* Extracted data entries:
BEGIN
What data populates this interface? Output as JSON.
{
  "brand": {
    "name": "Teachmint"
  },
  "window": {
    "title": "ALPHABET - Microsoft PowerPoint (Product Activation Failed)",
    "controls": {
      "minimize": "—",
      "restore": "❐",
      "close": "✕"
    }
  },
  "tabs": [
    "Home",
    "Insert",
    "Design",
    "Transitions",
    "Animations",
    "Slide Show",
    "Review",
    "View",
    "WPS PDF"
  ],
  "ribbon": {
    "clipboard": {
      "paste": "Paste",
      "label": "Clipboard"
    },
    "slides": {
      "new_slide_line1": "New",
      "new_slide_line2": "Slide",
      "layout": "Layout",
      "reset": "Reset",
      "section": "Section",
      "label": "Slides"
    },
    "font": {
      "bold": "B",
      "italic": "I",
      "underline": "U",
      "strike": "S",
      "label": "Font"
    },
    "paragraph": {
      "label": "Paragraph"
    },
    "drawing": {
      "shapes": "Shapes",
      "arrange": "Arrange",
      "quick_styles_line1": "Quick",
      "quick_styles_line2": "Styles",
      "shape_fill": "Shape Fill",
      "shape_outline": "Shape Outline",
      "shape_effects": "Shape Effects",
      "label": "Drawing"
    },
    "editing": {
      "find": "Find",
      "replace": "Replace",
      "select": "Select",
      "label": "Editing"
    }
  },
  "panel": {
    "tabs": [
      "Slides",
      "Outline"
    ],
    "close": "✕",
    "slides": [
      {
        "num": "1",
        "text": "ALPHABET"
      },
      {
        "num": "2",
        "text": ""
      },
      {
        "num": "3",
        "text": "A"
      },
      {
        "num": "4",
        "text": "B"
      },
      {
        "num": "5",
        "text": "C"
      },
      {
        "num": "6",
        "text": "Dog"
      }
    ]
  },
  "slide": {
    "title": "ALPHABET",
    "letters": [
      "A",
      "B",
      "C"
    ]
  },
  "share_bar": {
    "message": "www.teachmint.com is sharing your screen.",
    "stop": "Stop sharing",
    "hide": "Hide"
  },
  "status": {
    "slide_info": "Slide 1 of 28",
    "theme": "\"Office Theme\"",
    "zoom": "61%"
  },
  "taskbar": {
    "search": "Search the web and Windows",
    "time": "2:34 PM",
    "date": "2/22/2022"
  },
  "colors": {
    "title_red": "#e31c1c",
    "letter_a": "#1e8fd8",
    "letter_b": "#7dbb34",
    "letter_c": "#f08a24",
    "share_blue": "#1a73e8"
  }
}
END
BEGIN
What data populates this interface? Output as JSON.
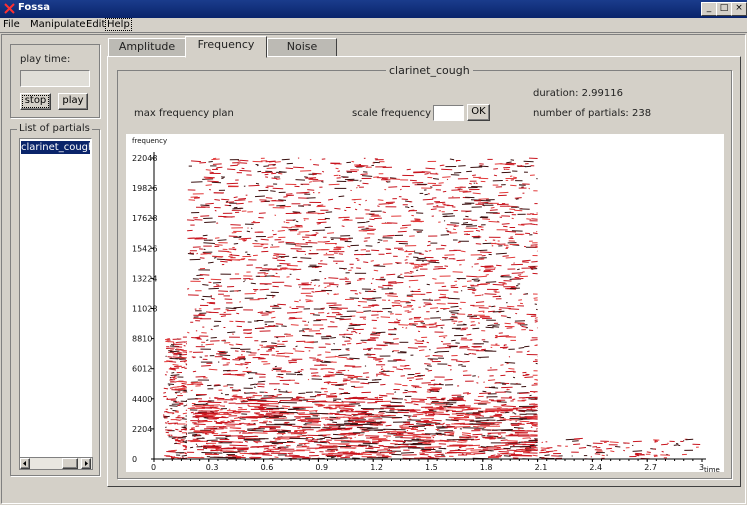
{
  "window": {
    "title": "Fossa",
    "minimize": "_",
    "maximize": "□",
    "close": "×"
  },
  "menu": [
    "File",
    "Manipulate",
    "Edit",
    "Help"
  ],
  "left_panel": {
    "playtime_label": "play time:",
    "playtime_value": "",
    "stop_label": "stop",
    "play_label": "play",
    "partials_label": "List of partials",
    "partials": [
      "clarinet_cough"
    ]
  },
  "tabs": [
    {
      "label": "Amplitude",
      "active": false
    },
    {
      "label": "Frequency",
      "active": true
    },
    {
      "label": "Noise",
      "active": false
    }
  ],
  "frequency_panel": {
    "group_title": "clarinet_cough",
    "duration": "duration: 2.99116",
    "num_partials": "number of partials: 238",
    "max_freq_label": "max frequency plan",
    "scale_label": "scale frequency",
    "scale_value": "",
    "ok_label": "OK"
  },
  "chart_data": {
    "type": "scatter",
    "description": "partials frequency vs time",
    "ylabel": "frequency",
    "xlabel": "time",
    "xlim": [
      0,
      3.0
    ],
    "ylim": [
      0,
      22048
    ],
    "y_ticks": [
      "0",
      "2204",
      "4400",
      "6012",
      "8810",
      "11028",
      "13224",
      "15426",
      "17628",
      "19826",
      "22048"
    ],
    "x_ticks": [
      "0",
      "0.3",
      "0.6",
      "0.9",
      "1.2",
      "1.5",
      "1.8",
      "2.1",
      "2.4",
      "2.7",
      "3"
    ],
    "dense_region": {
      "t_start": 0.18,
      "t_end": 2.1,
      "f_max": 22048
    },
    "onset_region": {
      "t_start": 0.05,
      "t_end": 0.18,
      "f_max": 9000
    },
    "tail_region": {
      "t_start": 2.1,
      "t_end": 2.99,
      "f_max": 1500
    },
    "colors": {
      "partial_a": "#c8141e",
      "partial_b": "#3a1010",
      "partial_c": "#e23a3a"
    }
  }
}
END
* To do: List the lines of the entries that include "Outline".

* Answer to this task:
      "shape_outline": "Shape Outline",
      "Outline"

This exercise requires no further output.